-- TASK TO CARRY OUT --
Write out the listing exactly as it is given.

-- SUPPLIED DATA --
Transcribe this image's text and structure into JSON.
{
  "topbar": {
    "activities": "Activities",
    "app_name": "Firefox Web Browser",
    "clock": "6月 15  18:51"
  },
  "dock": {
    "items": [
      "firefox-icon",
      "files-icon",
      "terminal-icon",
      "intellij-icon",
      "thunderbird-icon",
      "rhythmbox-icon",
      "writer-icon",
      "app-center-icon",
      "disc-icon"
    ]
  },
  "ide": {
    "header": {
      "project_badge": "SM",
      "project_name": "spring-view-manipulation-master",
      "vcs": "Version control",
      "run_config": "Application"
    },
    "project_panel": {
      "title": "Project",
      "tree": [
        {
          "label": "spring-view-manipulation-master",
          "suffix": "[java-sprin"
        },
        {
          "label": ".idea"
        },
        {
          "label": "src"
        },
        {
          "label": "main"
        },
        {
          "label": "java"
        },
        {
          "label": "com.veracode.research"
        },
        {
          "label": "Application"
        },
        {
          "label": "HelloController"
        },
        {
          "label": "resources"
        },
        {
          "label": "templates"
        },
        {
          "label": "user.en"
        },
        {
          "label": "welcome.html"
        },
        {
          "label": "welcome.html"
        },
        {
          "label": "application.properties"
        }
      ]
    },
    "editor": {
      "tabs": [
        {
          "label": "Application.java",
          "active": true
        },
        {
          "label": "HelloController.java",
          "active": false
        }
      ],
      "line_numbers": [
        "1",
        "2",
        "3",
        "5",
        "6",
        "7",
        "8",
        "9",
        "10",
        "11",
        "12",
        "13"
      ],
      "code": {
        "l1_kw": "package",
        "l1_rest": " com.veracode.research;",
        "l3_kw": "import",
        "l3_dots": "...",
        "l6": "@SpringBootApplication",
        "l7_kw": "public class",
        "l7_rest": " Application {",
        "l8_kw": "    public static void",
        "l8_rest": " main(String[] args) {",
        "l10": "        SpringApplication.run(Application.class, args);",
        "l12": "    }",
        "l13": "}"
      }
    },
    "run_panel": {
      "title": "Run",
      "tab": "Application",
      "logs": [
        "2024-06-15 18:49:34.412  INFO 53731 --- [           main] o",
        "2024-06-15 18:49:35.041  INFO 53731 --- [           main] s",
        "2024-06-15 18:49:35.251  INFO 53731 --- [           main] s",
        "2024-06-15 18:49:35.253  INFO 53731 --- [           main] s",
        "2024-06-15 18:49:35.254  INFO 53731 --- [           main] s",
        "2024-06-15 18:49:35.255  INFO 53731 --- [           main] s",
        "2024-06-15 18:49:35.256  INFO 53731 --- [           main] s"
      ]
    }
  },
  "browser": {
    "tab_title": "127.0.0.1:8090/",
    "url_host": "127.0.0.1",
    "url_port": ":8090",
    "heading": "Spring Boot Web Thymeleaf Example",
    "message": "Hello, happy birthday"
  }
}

-- WORKED SOLUTION --
Transcribe this image's text and structure into JSON.
{
  "topbar": {
    "activities": "Activities",
    "app_name": "Firefox Web Browser",
    "clock": "6月 15  18:51"
  },
  "dock": {
    "items": [
      "firefox-icon",
      "files-icon",
      "terminal-icon",
      "intellij-icon",
      "thunderbird-icon",
      "rhythmbox-icon",
      "writer-icon",
      "app-center-icon",
      "disc-icon"
    ]
  },
  "ide": {
    "header": {
      "project_badge": "SM",
      "project_name": "spring-view-manipulation-master",
      "vcs": "Version control",
      "run_config": "Application"
    },
    "project_panel": {
      "title": "Project",
      "tree": [
        {
          "label": "spring-view-manipulation-master",
          "suffix": "[java-sprin"
        },
        {
          "label": ".idea"
        },
        {
          "label": "src"
        },
        {
          "label": "main"
        },
        {
          "label": "java"
        },
        {
          "label": "com.veracode.research"
        },
        {
          "label": "Application"
        },
        {
          "label": "HelloController"
        },
        {
          "label": "resources"
        },
        {
          "label": "templates"
        },
        {
          "label": "user.en"
        },
        {
          "label": "welcome.html"
        },
        {
          "label": "welcome.html"
        },
        {
          "label": "application.properties"
        }
      ]
    },
    "editor": {
      "tabs": [
        {
          "label": "Application.java",
          "active": true
        },
        {
          "label": "HelloController.java",
          "active": false
        }
      ],
      "line_numbers": [
        "1",
        "2",
        "3",
        "5",
        "6",
        "7",
        "8",
        "9",
        "10",
        "11",
        "12",
        "13"
      ],
      "code": {
        "l1_kw": "package",
        "l1_rest": " com.veracode.research;",
        "l3_kw": "import",
        "l3_dots": "...",
        "l6": "@SpringBootApplication",
        "l7_kw": "public class",
        "l7_rest": " Application {",
        "l8_kw": "    public static void",
        "l8_rest": " main(String[] args) {",
        "l10": "        SpringApplication.run(Application.class, args);",
        "l12": "    }",
        "l13": "}"
      }
    },
    "run_panel": {
      "title": "Run",
      "tab": "Application",
      "logs": [
        "2024-06-15 18:49:34.412  INFO 53731 --- [           main] o",
        "2024-06-15 18:49:35.041  INFO 53731 --- [           main] s",
        "2024-06-15 18:49:35.251  INFO 53731 --- [           main] s",
        "2024-06-15 18:49:35.253  INFO 53731 --- [           main] s",
        "2024-06-15 18:49:35.254  INFO 53731 --- [           main] s",
        "2024-06-15 18:49:35.255  INFO 53731 --- [           main] s",
        "2024-06-15 18:49:35.256  INFO 53731 --- [           main] s"
      ]
    }
  },
  "browser": {
    "tab_title": "127.0.0.1:8090/",
    "url_host": "127.0.0.1",
    "url_port": ":8090",
    "heading": "Spring Boot Web Thymeleaf Example",
    "message": "Hello, happy birthday"
  }
}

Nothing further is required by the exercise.